[Data records]
----

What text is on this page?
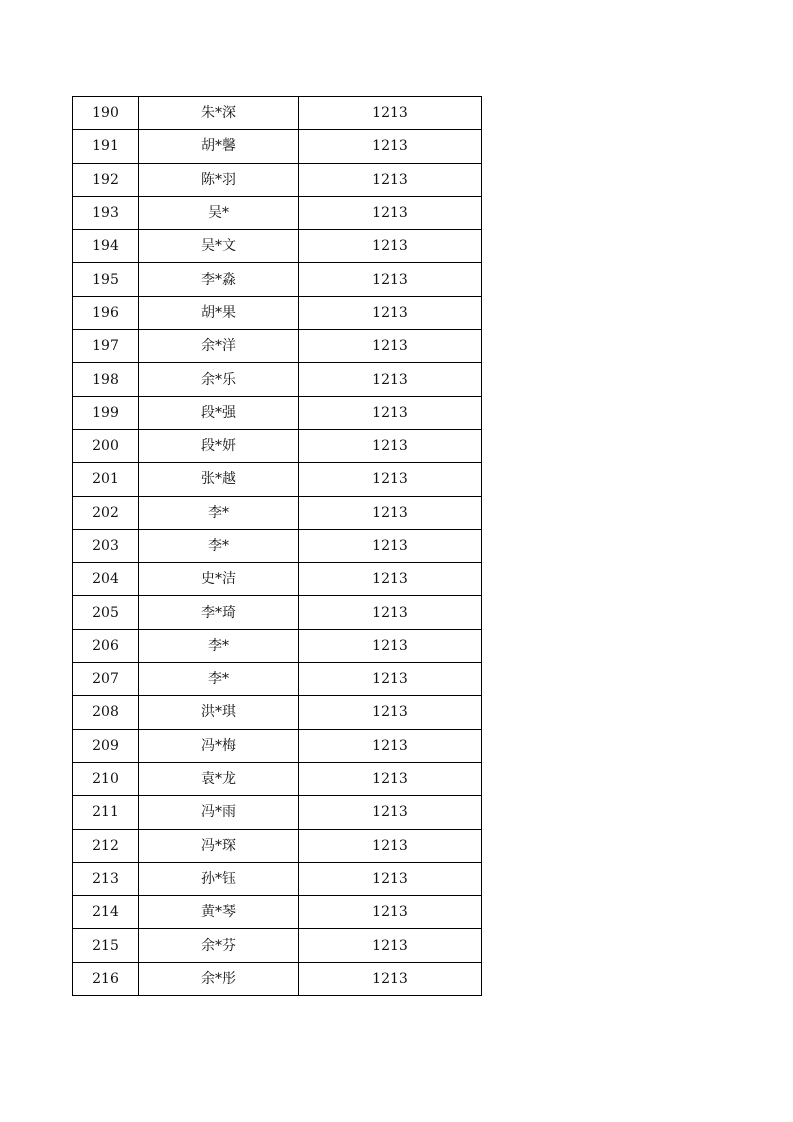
190	朱*深	1213
191	胡*馨	1213
192	陈*羽	1213
193	吴*	1213
194	吴*文	1213
195	李*淼	1213
196	胡*果	1213
197	余*洋	1213
198	余*乐	1213
199	段*强	1213
200	段*妍	1213
201	张*越	1213
202	李*	1213
203	李*	1213
204	史*洁	1213
205	李*琦	1213
206	李*	1213
207	李*	1213
208	洪*琪	1213
209	冯*梅	1213
210	袁*龙	1213
211	冯*雨	1213
212	冯*琛	1213
213	孙*钰	1213
214	黄*琴	1213
215	余*芬	1213
216	余*彤	1213
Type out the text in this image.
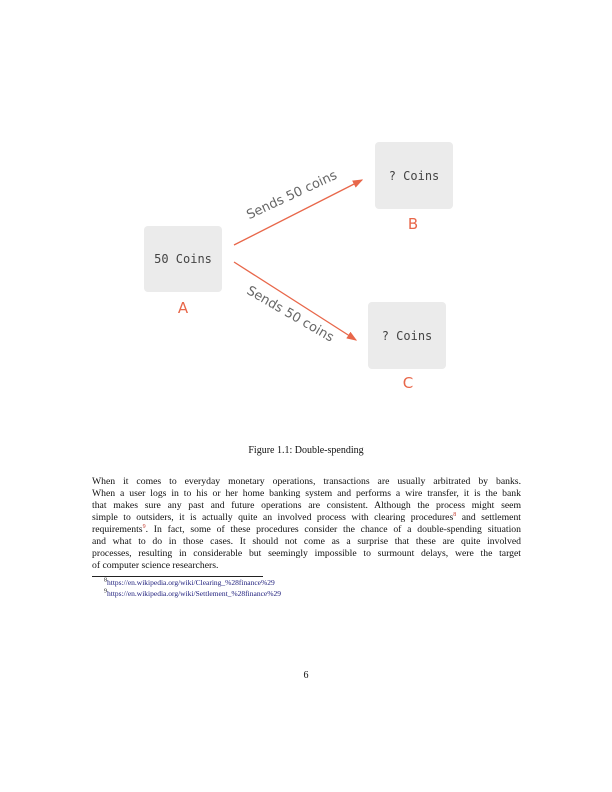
50 Coins
A
? Coins
B
? Coins
C
Sends 50 coins
Sends 50 coins
Figure 1.1: Double-spending
When it comes to everyday monetary operations, transactions are usually arbitrated by banks.
When a user logs in to his or her home banking system and performs a wire transfer, it is the bank
that makes sure any past and future operations are consistent. Although the process might seem
simple to outsiders, it is actually quite an involved process with clearing procedures$^8$ and settlement
requirements$^9$. In fact, some of these procedures consider the chance of a double-spending situation
and what to do in those cases. It should not come as a surprise that these are quite involved
processes, resulting in considerable but seemingly impossible to surmount delays, were the target
of computer science researchers.
$^8$https://en.wikipedia.org/wiki/Clearing_%28finance%29
$^9$https://en.wikipedia.org/wiki/Settlement_%28finance%29
6
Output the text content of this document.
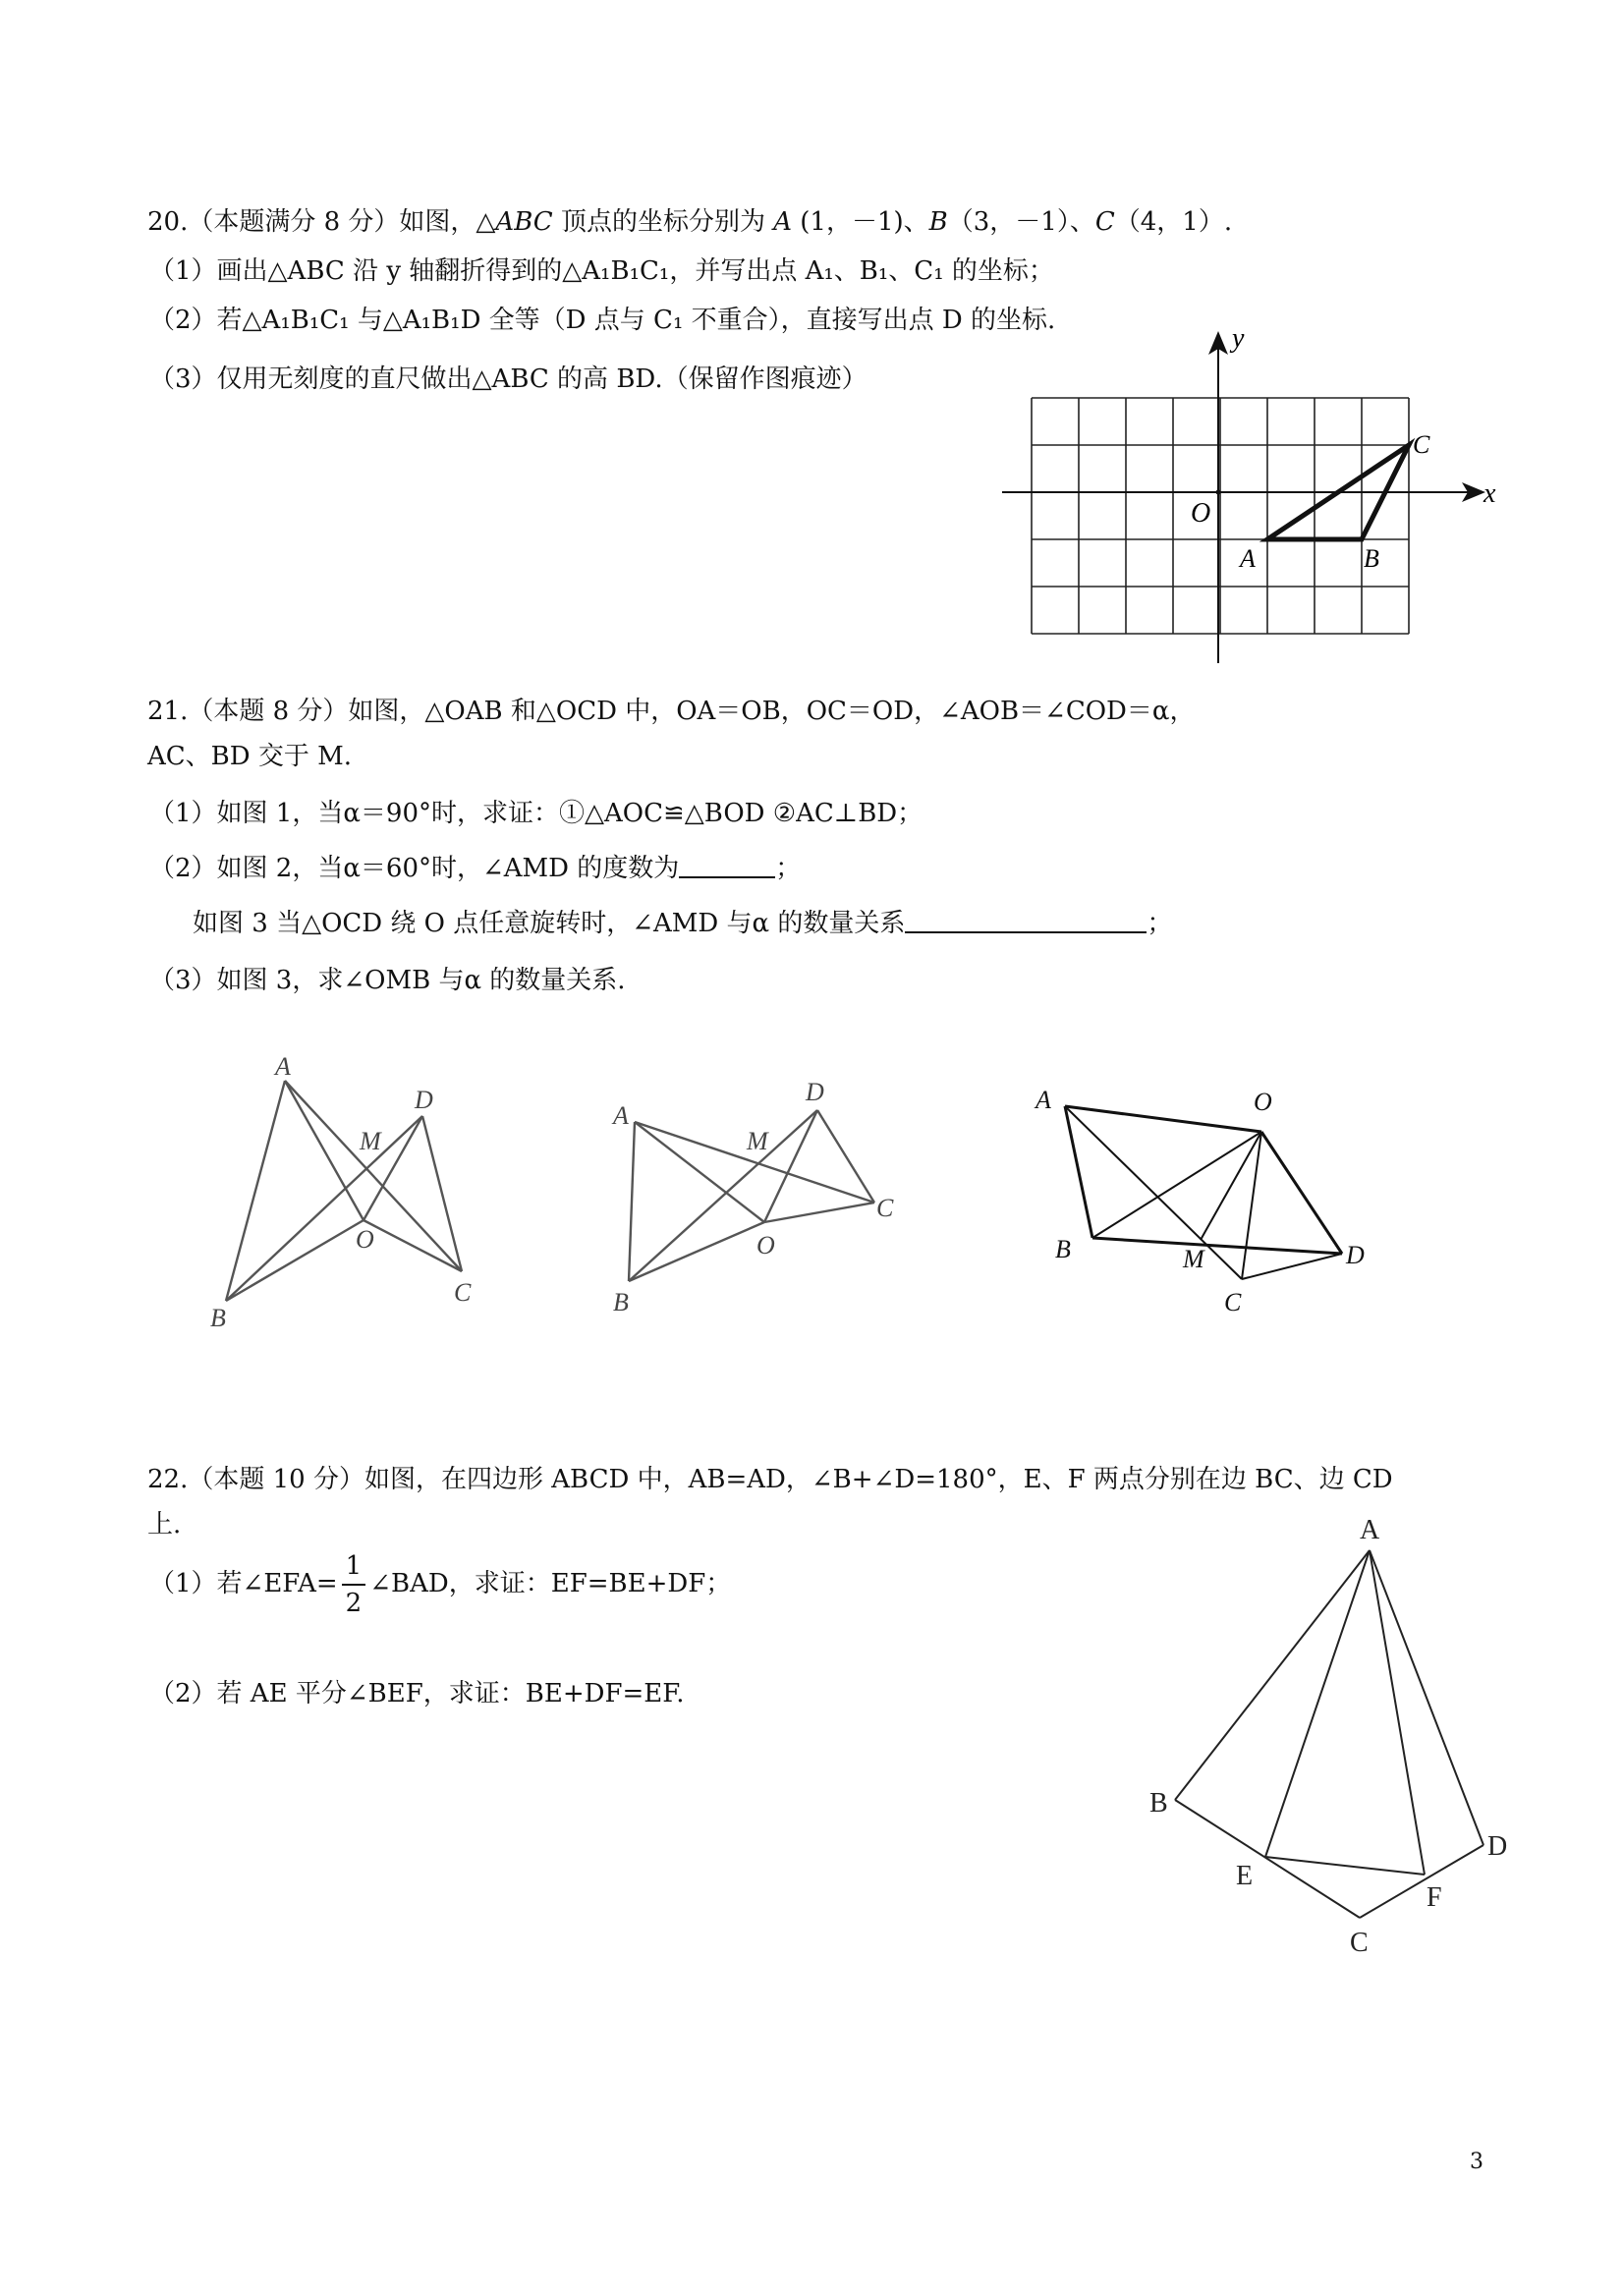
20.（本题满分 8 分）如图，△ABC 顶点的坐标分别为 A (1，－1)、B（3，－1）、C（4，1）.
（1）画出△ABC 沿 y 轴翻折得到的△A₁B₁C₁，并写出点 A₁、B₁、C₁ 的坐标；
（2）若△A₁B₁C₁ 与△A₁B₁D 全等（D 点与 C₁ 不重合），直接写出点 D 的坐标.
（3）仅用无刻度的直尺做出△ABC 的高 BD.（保留作图痕迹）
x
y
O
A	B
C
21.（本题 8 分）如图，△OAB 和△OCD 中，OA＝OB，OC＝OD，∠AOB＝∠COD＝α，
AC、BD 交于 M.
（1）如图 1，当α＝90°时，求证：①△AOC≌△BOD ②AC⊥BD；
（2）如图 2，当α＝60°时，∠AMD 的度数为	；
如图 3 当△OCD 绕 O 点任意旋转时，∠AMD 与α 的数量关系	；
（3）如图 3，求∠OMB 与α 的数量关系.
A
B
C
D
M
O
A
B
C
D
M
O
A
B
C
D
M
O
22.（本题 10 分）如图，在四边形 ABCD 中，AB=AD，∠B+∠D=180°，E、F 两点分别在边 BC、边 CD
上.
（1）若∠EFA= $\frac{1}{2}$ ∠BAD，求证：EF=BE+DF；
（2）若 AE 平分∠BEF，求证：BE+DF=EF.
A
B
C
D
E
F
3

----

* [EXERCISE DESCRIPTION]: Going through the data above, count the lines where the string "this" appears, and answer with only that number.

* [WRITTEN ANSWER]: 3